━━━ Entries provided ━━━
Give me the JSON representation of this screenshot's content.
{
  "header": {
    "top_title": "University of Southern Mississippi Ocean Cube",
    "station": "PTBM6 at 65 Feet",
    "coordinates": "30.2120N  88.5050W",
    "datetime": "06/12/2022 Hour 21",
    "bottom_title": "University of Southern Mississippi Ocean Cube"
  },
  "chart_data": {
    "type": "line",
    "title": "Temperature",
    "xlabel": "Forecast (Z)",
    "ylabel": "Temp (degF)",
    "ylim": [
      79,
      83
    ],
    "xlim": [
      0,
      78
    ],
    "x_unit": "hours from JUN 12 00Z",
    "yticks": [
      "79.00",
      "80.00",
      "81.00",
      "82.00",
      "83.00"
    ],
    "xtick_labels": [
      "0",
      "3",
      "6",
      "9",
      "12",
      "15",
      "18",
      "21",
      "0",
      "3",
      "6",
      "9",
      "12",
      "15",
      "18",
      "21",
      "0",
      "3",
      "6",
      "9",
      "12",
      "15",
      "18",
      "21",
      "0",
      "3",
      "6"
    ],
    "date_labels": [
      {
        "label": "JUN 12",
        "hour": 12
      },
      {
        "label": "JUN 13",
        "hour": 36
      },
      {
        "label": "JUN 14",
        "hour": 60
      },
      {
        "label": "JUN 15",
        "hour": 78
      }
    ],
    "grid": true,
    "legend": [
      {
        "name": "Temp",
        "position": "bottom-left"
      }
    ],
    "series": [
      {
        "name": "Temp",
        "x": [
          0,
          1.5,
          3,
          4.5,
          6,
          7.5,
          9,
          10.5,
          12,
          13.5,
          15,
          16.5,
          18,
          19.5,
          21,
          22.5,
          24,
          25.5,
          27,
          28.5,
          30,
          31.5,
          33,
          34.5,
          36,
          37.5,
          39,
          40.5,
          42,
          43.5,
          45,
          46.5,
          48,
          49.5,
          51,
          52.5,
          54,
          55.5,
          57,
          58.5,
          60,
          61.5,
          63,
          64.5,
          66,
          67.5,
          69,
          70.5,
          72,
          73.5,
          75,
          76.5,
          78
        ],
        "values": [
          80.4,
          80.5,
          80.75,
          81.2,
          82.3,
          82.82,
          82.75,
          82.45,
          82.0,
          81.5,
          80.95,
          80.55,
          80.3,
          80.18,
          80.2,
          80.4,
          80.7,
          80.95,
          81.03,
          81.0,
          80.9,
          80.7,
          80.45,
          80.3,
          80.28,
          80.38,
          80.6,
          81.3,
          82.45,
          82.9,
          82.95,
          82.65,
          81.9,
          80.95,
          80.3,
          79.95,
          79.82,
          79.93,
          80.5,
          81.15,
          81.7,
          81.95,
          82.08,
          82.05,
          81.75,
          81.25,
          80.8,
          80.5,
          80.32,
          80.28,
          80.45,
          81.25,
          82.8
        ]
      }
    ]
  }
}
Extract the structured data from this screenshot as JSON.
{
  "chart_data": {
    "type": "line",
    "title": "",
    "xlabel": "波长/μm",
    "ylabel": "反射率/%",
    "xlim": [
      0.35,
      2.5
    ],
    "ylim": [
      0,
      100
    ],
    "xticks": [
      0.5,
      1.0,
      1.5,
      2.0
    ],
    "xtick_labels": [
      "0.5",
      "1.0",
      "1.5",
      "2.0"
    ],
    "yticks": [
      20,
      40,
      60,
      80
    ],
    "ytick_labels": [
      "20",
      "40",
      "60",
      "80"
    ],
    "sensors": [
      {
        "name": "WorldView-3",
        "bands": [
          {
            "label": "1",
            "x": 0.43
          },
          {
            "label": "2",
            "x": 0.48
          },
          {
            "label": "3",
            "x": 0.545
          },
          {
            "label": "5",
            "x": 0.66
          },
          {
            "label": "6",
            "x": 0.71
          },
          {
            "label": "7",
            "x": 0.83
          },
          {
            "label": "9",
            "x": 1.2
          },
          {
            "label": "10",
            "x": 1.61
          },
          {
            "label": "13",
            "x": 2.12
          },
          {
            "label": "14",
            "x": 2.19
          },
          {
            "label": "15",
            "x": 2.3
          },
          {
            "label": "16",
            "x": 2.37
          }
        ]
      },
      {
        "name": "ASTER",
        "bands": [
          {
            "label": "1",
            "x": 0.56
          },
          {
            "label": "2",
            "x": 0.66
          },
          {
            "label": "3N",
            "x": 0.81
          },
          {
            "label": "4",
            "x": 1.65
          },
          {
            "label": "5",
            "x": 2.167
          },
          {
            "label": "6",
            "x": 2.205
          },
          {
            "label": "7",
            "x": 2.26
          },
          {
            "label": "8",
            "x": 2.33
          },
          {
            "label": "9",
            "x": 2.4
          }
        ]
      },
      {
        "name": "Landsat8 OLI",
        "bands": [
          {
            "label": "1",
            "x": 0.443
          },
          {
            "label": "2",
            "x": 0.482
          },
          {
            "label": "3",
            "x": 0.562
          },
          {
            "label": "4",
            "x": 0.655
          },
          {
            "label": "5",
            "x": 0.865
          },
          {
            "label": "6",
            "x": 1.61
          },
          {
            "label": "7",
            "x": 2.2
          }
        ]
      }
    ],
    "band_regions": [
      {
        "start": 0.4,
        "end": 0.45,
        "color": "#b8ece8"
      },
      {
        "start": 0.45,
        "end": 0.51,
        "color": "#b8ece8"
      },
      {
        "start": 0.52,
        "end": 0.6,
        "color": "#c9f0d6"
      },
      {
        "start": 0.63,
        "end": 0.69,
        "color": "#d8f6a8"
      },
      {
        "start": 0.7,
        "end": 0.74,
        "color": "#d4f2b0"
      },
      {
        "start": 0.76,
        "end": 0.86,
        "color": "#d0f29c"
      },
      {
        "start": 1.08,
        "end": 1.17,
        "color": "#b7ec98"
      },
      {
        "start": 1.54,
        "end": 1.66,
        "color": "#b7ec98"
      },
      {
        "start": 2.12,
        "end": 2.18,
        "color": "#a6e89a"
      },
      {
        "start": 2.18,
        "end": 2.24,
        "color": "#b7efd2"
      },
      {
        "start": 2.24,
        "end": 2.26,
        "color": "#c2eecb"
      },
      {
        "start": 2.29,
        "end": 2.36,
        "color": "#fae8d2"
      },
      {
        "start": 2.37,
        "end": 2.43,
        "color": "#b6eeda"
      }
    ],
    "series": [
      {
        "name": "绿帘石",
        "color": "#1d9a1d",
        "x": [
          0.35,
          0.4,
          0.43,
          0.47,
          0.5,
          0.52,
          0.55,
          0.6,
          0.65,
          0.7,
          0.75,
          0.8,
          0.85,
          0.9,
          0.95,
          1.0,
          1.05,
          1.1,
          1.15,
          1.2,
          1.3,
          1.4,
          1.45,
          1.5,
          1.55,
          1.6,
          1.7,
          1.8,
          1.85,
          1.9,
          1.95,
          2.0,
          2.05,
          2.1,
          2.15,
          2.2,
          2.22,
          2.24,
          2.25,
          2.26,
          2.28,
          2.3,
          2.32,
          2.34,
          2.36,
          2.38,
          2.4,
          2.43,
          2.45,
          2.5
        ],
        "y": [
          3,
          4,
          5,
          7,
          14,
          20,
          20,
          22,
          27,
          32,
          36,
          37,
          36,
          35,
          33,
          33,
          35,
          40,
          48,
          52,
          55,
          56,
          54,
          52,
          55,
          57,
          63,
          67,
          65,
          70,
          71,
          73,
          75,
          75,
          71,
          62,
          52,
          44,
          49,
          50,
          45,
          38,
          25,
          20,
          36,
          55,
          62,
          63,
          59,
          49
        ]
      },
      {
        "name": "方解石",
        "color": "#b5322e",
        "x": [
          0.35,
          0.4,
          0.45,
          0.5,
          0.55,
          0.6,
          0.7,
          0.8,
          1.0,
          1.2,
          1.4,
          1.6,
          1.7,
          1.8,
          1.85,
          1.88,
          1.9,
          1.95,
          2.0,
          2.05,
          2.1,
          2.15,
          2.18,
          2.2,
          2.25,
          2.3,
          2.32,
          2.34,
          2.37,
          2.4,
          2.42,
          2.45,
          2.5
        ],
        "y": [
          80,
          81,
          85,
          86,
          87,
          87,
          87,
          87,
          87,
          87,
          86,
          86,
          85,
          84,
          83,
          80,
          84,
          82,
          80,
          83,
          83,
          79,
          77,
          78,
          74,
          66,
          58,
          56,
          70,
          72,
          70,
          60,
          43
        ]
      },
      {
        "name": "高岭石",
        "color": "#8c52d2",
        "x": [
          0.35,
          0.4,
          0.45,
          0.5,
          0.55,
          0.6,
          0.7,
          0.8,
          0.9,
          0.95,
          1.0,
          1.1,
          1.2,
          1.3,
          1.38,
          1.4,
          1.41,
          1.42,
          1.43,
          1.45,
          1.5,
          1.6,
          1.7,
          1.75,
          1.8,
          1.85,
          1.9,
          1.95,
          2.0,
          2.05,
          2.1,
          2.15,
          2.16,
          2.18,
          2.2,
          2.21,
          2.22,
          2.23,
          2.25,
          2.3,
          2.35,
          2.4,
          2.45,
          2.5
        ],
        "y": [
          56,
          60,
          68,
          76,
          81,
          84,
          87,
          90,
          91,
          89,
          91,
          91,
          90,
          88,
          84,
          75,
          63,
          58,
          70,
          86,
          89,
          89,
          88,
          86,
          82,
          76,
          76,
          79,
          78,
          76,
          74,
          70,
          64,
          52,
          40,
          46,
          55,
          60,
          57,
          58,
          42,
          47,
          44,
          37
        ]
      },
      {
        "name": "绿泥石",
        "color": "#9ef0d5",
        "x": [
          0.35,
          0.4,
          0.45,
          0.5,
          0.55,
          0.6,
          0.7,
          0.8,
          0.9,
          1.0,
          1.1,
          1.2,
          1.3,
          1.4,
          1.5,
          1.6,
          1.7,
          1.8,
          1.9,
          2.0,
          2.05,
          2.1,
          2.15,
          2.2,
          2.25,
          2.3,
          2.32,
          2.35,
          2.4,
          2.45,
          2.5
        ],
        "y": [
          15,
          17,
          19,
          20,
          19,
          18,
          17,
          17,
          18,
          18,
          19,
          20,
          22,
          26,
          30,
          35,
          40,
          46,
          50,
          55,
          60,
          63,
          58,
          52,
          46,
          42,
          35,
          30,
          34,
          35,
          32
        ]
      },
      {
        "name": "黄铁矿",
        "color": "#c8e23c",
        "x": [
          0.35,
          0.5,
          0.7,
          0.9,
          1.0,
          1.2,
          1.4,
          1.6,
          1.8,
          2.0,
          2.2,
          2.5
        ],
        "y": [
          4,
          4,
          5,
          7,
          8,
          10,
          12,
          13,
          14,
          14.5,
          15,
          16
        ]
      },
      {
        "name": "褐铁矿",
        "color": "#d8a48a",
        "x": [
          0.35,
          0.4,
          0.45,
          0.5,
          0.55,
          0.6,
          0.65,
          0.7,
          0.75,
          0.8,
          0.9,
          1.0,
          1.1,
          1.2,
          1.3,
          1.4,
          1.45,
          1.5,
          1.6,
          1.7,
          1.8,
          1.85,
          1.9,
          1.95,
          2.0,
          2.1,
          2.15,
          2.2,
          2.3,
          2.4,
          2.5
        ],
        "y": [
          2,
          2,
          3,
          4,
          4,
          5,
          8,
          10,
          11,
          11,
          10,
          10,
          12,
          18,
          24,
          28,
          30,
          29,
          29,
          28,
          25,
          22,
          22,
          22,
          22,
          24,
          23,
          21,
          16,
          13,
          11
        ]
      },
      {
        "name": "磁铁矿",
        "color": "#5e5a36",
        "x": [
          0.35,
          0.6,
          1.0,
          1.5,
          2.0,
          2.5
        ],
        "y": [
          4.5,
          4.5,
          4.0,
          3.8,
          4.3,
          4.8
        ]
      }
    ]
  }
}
━━━
> [Written request] From the material above, copy each line that includes the word "this".

> [Answer to the exercise]
Give me the JSON representation of this screenshot's content.
Extract the structured data from this screenshot as JSON.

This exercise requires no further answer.